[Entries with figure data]
────────
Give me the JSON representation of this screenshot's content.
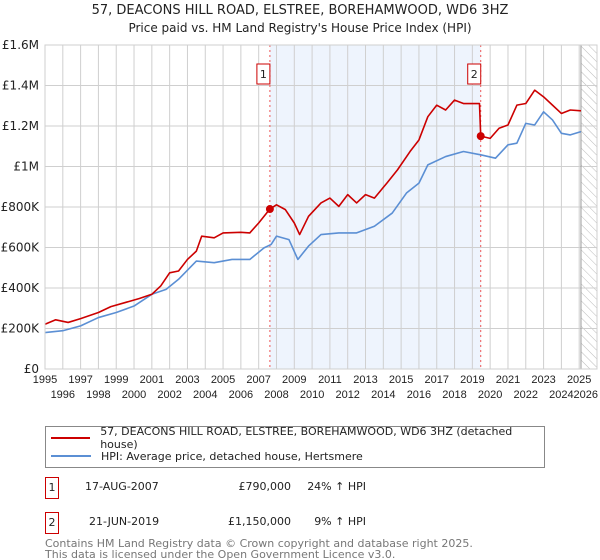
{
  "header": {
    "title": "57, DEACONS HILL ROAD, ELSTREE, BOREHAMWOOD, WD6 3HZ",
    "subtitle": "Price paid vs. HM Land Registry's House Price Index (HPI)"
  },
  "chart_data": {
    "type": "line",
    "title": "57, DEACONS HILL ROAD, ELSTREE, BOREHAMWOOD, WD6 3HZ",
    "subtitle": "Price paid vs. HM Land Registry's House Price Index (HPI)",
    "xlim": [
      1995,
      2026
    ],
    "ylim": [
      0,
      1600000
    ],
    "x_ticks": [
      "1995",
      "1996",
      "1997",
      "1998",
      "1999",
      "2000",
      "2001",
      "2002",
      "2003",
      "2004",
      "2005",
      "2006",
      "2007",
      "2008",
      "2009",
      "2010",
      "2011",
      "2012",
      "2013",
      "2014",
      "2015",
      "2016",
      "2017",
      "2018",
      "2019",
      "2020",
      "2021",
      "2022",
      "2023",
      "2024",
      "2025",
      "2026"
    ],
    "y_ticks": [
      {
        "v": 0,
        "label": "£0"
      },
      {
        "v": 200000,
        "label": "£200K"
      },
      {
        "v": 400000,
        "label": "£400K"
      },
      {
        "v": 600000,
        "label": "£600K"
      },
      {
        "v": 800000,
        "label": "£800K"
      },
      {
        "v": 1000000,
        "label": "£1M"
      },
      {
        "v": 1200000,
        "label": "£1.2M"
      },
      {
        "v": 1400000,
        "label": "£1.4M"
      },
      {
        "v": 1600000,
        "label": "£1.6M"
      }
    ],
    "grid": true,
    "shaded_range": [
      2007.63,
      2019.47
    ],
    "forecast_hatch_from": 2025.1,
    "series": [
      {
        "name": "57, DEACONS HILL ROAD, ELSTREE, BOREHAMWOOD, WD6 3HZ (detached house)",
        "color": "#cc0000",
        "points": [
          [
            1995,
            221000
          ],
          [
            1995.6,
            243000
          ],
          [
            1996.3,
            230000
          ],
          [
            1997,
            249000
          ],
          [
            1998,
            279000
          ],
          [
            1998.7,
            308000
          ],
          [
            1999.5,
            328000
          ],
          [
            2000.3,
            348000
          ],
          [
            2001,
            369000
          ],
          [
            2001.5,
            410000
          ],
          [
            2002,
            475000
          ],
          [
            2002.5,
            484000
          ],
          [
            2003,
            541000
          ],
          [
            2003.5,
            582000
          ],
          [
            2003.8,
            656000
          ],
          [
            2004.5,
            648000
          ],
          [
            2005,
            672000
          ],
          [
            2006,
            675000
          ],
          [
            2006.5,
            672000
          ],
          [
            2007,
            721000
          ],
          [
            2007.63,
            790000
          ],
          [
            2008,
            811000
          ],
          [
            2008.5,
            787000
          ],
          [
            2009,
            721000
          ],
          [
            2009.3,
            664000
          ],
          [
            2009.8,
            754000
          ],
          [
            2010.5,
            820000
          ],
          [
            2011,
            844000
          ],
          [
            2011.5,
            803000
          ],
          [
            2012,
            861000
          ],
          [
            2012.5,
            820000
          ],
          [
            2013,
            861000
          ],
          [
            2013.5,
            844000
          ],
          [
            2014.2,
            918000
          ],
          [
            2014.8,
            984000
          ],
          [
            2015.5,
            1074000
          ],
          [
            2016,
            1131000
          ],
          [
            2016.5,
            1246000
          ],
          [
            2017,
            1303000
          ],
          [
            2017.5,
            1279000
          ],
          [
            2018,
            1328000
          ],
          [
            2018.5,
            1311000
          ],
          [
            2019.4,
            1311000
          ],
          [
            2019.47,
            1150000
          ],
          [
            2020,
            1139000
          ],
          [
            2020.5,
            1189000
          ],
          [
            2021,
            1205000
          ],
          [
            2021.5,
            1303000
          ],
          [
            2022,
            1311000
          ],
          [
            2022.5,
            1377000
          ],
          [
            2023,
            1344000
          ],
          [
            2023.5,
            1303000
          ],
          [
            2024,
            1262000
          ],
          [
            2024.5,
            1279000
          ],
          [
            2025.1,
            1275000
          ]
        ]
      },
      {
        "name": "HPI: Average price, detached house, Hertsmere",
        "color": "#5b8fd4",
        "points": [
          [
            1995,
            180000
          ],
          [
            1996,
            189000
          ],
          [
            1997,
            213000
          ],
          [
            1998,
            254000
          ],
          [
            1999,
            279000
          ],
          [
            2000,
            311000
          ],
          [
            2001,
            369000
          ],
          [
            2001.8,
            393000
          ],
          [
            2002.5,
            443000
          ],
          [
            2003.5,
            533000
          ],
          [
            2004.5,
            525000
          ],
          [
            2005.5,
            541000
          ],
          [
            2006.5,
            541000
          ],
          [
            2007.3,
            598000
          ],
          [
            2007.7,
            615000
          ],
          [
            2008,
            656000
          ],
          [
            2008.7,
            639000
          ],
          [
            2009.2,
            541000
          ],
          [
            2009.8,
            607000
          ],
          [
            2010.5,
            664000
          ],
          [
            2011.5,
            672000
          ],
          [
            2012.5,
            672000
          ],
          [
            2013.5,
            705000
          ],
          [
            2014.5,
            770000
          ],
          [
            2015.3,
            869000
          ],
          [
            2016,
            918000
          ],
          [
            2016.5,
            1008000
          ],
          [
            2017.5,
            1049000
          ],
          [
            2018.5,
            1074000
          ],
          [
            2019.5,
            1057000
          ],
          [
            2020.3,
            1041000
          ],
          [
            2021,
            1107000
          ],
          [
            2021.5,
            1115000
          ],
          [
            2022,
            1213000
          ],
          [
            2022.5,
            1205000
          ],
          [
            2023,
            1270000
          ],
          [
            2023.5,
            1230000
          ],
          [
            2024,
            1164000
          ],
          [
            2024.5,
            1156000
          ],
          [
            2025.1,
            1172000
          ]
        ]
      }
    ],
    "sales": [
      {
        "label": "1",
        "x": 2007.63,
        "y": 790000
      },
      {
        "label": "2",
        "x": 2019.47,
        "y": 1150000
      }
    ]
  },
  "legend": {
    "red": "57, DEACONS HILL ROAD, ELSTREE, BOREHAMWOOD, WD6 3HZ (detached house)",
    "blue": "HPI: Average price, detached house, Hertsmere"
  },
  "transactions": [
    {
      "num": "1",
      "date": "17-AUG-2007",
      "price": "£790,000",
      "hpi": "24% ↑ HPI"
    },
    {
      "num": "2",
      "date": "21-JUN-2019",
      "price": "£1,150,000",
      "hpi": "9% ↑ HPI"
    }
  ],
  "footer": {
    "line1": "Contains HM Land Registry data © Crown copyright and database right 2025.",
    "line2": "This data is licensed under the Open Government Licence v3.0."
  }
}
────────
Required task:
Collect each line above holding the string "Hertsmere".

Correct output:
        "name": "HPI: Average price, detached house, Hertsmere",
    "blue": "HPI: Average price, detached house, Hertsmere"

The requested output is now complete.